» Written exercise
Of the lines in the listing below, how many hold "from"? Answer with the number only.

## start Given data

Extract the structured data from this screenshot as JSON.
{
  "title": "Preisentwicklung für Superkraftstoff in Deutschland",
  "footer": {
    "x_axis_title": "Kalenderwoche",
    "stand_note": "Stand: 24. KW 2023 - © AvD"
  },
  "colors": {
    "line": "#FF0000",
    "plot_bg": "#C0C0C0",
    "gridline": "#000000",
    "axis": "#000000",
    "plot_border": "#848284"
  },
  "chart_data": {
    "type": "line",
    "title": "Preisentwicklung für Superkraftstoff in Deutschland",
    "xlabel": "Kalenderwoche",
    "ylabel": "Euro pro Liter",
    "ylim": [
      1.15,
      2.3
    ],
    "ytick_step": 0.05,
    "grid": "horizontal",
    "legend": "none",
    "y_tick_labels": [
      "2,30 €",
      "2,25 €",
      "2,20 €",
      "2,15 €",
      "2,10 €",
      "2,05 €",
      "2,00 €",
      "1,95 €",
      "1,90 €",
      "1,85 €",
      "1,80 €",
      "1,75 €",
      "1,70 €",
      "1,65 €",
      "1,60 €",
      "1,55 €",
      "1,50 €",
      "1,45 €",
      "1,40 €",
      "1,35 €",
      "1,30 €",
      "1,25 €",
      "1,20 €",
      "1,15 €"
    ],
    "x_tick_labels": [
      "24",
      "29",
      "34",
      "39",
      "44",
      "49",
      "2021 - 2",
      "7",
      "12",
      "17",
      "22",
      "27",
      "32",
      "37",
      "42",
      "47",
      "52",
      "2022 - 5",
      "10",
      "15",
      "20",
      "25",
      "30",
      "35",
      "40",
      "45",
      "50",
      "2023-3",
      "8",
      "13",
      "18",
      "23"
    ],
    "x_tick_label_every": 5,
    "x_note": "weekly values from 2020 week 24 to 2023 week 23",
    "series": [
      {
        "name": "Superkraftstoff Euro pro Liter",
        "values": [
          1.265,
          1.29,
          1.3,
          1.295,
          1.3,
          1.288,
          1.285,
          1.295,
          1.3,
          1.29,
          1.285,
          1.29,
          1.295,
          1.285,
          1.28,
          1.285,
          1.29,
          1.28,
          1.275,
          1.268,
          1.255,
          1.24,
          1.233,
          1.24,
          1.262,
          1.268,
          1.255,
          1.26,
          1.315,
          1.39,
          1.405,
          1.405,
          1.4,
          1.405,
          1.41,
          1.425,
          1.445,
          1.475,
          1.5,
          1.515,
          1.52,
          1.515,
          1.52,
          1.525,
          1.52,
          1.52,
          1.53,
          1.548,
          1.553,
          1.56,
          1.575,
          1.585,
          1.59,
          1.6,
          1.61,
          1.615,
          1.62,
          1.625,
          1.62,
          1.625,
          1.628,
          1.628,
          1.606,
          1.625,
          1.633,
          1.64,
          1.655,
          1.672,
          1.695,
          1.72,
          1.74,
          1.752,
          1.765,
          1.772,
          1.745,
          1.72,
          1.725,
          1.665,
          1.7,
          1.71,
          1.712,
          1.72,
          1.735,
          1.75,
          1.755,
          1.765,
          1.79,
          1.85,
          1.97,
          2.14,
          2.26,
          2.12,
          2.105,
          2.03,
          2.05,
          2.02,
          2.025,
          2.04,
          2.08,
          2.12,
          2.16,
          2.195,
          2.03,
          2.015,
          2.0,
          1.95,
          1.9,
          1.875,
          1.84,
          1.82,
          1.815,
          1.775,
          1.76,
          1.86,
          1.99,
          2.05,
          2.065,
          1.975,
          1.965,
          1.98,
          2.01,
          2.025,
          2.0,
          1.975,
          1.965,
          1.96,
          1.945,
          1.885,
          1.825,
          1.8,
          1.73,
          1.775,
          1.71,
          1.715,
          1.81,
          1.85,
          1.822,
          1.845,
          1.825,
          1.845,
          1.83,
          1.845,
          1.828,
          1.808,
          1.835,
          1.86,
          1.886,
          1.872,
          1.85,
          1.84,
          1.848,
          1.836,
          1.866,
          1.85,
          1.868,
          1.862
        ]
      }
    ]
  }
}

## end Given data

» Reply
2